--- BEGIN Provided material ---

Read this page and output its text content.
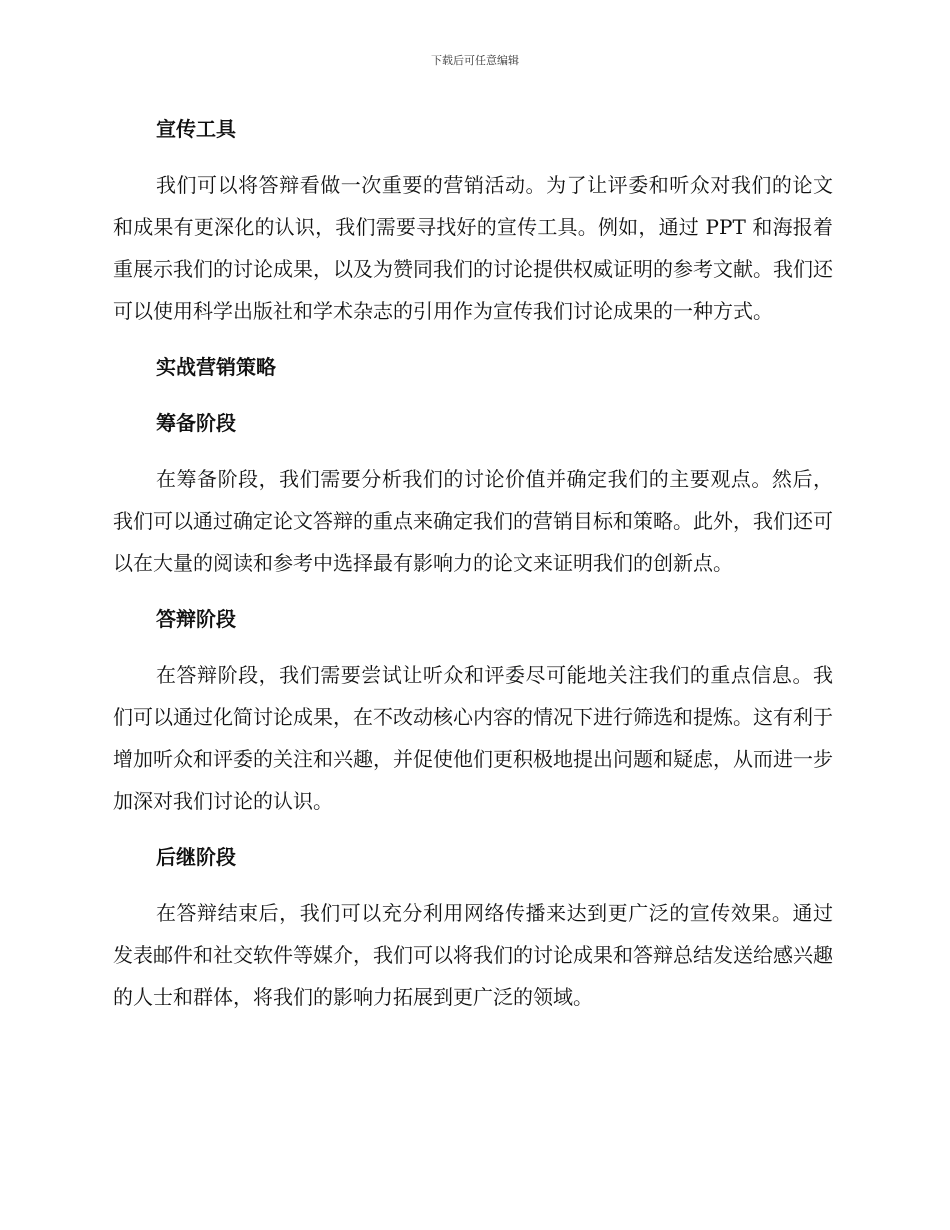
下载后可任意编辑
宣传工具

我们可以将答辩看做一次重要的营销活动。为了让评委和听众对我们的论文和成果有更深化的认识，我们需要寻找好的宣传工具。例如，通过 PPT 和海报着重展示我们的讨论成果，以及为赞同我们的讨论提供权威证明的参考文献。我们还可以使用科学出版社和学术杂志的引用作为宣传我们讨论成果的一种方式。

实战营销策略
筹备阶段

在筹备阶段，我们需要分析我们的讨论价值并确定我们的主要观点。然后，我们可以通过确定论文答辩的重点来确定我们的营销目标和策略。此外，我们还可以在大量的阅读和参考中选择最有影响力的论文来证明我们的创新点。

答辩阶段

在答辩阶段，我们需要尝试让听众和评委尽可能地关注我们的重点信息。我们可以通过化简讨论成果，在不改动核心内容的情况下进行筛选和提炼。这有利于增加听众和评委的关注和兴趣，并促使他们更积极地提出问题和疑虑，从而进一步加深对我们讨论的认识。

后继阶段

在答辩结束后，我们可以充分利用网络传播来达到更广泛的宣传效果。通过发表邮件和社交软件等媒介，我们可以将我们的讨论成果和答辩总结发送给感兴趣的人士和群体，将我们的影响力拓展到更广泛的领域。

--- END Provided material ---

→ **Short problem**: Return all the entries word for word, but omit any pictures they contain.

→ **Output below**:
Read this page and output its text content.
下载后可任意编辑
宣传工具

我们可以将答辩看做一次重要的营销活动。为了让评委和听众对我们的论文和成果有更深化的认识，我们需要寻找好的宣传工具。例如，通过 PPT 和海报着重展示我们的讨论成果，以及为赞同我们的讨论提供权威证明的参考文献。我们还可以使用科学出版社和学术杂志的引用作为宣传我们讨论成果的一种方式。

实战营销策略
筹备阶段

在筹备阶段，我们需要分析我们的讨论价值并确定我们的主要观点。然后，我们可以通过确定论文答辩的重点来确定我们的营销目标和策略。此外，我们还可以在大量的阅读和参考中选择最有影响力的论文来证明我们的创新点。

答辩阶段

在答辩阶段，我们需要尝试让听众和评委尽可能地关注我们的重点信息。我们可以通过化简讨论成果，在不改动核心内容的情况下进行筛选和提炼。这有利于增加听众和评委的关注和兴趣，并促使他们更积极地提出问题和疑虑，从而进一步加深对我们讨论的认识。

后继阶段

在答辩结束后，我们可以充分利用网络传播来达到更广泛的宣传效果。通过发表邮件和社交软件等媒介，我们可以将我们的讨论成果和答辩总结发送给感兴趣的人士和群体，将我们的影响力拓展到更广泛的领域。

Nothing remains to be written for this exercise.